++++ RECORDS PROVIDED
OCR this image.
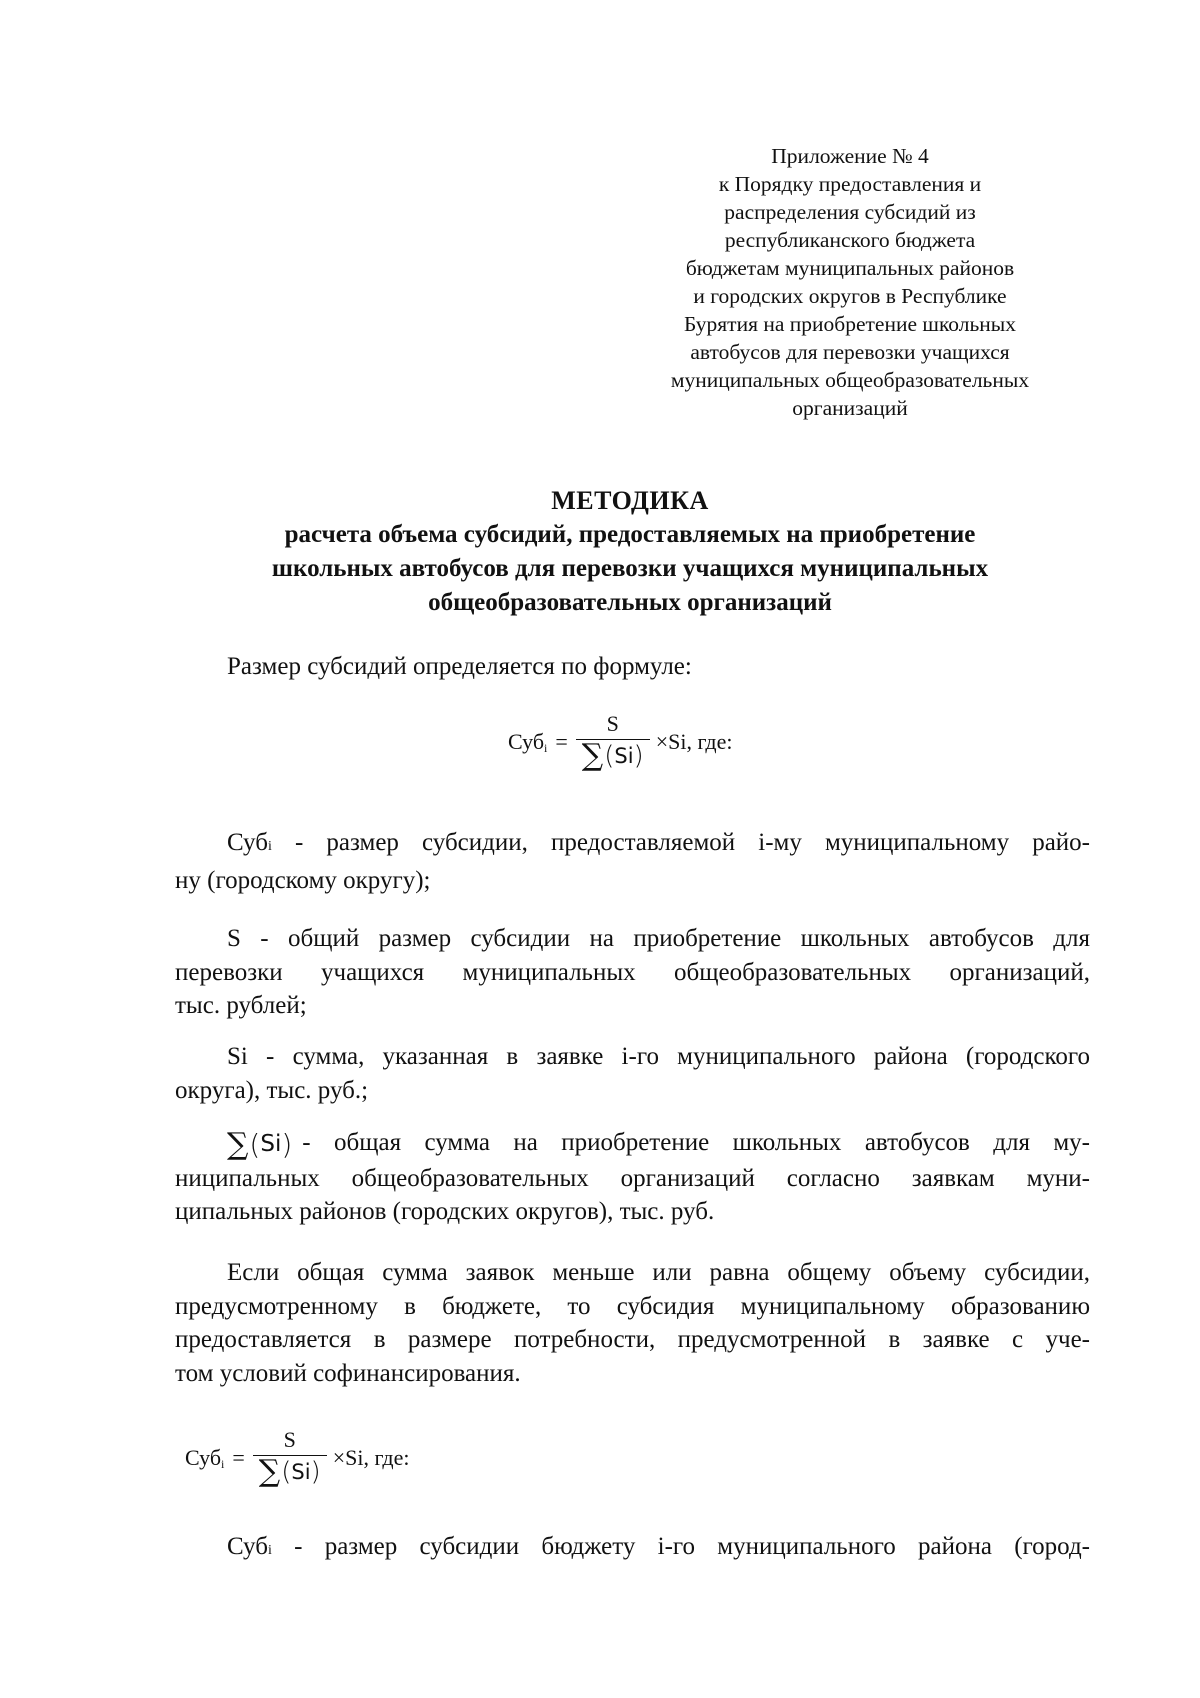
Приложение № 4
к Порядку предоставления и
распределения субсидий из
республиканского бюджета
бюджетам муниципальных районов
и городских округов в Республике
Бурятия на приобретение школьных
автобусов для перевозки учащихся
муниципальных общеобразовательных
организаций
МЕТОДИКА
расчета объема субсидий, предоставляемых на приобретение
школьных автобусов для перевозки учащихся муниципальных
общеобразовательных организаций
Размер субсидий определяется по формуле:
$Суб_i = \frac{S}{\sum ( Si )} \times Si$, где:
Субi - размер субсидии, предоставляемой i-му муниципальному райо-
ну (городскому округу);
S - общий размер субсидии на приобретение школьных автобусов для
перевозки учащихся муниципальных общеобразовательных организаций,
тыс. рублей;
Si - сумма, указанная в заявке i-го муниципального района (городского
округа), тыс. руб.;
∑ ( Si ) - общая сумма на приобретение школьных автобусов для му-
ниципальных общеобразовательных организаций согласно заявкам муни-
ципальных районов (городских округов), тыс. руб.
Если общая сумма заявок меньше или равна общему объему субсидии,
предусмотренному в бюджете, то субсидия муниципальному образованию
предоставляется в размере потребности, предусмотренной в заявке с уче-
том условий софинансирования.
$Суб_i = \frac{S}{\sum ( Si )} \times Si$, где:
Субi - размер субсидии бюджету i-го муниципального района (город-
++++++++
### PROBLEM STATEMENT
Only a number is wanted: how many lines above include "субсидий"?

### RESULT FOR THIS EXERCISE
3